Data excerpts:
------------------------------------------------------------------------

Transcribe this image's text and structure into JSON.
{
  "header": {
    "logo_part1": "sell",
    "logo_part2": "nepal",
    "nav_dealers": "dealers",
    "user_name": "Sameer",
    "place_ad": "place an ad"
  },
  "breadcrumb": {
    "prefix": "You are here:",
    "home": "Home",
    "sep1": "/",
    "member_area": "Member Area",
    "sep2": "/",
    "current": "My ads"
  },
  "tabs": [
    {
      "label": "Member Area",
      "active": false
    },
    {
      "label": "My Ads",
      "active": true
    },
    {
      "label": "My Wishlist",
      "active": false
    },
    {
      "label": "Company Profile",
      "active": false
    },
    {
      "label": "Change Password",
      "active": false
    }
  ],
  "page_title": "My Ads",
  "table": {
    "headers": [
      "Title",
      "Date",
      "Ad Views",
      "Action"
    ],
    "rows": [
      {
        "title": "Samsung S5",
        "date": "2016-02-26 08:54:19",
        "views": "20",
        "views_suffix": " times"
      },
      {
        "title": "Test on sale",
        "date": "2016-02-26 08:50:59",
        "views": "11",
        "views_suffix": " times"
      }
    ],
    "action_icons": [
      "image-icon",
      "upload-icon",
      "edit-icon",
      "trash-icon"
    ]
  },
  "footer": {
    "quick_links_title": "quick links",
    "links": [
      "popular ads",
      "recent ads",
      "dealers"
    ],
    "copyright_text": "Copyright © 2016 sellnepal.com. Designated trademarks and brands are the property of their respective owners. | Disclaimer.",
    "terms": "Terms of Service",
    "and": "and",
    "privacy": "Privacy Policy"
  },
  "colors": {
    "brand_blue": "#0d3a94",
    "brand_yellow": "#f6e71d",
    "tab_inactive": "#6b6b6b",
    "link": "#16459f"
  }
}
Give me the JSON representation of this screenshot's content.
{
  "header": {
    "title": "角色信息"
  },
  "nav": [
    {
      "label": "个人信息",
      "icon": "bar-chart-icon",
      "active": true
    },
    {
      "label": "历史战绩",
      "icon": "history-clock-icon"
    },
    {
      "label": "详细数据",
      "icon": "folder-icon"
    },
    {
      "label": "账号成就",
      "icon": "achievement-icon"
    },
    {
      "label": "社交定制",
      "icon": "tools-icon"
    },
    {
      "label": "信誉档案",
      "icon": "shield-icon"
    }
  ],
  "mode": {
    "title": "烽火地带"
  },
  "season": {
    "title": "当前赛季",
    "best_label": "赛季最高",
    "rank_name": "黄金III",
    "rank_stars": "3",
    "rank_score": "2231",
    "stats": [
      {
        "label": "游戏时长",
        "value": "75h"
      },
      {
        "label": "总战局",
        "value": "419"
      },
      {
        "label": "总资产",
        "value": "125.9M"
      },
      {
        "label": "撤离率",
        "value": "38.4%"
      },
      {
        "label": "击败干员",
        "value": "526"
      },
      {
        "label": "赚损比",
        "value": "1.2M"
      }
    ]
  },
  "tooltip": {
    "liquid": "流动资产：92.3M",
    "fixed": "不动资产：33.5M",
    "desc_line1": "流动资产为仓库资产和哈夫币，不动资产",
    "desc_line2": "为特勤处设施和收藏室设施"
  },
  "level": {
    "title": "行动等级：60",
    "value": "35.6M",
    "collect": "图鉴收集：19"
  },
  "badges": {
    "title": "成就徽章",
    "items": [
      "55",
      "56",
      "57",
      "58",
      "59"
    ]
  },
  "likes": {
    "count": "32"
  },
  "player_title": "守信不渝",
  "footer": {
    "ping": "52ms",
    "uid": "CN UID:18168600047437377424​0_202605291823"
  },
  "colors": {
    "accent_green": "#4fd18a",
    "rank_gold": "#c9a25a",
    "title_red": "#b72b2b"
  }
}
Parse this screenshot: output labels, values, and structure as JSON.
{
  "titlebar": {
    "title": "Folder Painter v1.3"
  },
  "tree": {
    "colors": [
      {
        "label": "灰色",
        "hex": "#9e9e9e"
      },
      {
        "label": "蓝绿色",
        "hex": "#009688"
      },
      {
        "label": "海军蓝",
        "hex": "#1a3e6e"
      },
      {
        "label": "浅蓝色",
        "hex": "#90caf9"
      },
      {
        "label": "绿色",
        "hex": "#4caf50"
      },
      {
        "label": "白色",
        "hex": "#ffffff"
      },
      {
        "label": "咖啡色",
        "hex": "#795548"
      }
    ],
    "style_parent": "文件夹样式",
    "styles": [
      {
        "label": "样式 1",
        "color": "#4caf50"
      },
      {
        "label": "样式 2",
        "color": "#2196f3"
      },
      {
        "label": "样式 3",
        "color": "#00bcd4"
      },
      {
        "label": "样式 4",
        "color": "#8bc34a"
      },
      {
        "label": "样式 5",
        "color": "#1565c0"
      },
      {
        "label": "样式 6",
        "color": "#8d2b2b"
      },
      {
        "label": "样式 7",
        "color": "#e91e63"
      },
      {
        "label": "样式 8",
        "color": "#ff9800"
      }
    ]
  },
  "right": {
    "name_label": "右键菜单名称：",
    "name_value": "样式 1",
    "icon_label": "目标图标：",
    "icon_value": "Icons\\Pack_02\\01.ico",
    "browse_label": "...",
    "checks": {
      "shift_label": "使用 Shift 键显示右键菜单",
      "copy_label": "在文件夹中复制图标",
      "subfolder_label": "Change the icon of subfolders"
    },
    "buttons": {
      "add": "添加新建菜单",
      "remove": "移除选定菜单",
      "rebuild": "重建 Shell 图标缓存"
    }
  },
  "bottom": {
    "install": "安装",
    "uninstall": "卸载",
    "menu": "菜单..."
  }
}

------------------------------------------------------------------------

• DESCRIPTION OF THE TASK
Every line from the one containing "Parse this screenshot: output" through the last line of the entries must be written out verbatim, and no other line.

• TASK OUTPUT
Parse this screenshot: output labels, values, and structure as JSON.
{
  "titlebar": {
    "title": "Folder Painter v1.3"
  },
  "tree": {
    "colors": [
      {
        "label": "灰色",
        "hex": "#9e9e9e"
      },
      {
        "label": "蓝绿色",
        "hex": "#009688"
      },
      {
        "label": "海军蓝",
        "hex": "#1a3e6e"
      },
      {
        "label": "浅蓝色",
        "hex": "#90caf9"
      },
      {
        "label": "绿色",
        "hex": "#4caf50"
      },
      {
        "label": "白色",
        "hex": "#ffffff"
      },
      {
        "label": "咖啡色",
        "hex": "#795548"
      }
    ],
    "style_parent": "文件夹样式",
    "styles": [
      {
        "label": "样式 1",
        "color": "#4caf50"
      },
      {
        "label": "样式 2",
        "color": "#2196f3"
      },
      {
        "label": "样式 3",
        "color": "#00bcd4"
      },
      {
        "label": "样式 4",
        "color": "#8bc34a"
      },
      {
        "label": "样式 5",
        "color": "#1565c0"
      },
      {
        "label": "样式 6",
        "color": "#8d2b2b"
      },
      {
        "label": "样式 7",
        "color": "#e91e63"
      },
      {
        "label": "样式 8",
        "color": "#ff9800"
      }
    ]
  },
  "right": {
    "name_label": "右键菜单名称：",
    "name_value": "样式 1",
    "icon_label": "目标图标：",
    "icon_value": "Icons\\Pack_02\\01.ico",
    "browse_label": "...",
    "checks": {
      "shift_label": "使用 Shift 键显示右键菜单",
      "copy_label": "在文件夹中复制图标",
      "subfolder_label": "Change the icon of subfolders"
    },
    "buttons": {
      "add": "添加新建菜单",
      "remove": "移除选定菜单",
      "rebuild": "重建 Shell 图标缓存"
    }
  },
  "bottom": {
    "install": "安装",
    "uninstall": "卸载",
    "menu": "菜单..."
  }
}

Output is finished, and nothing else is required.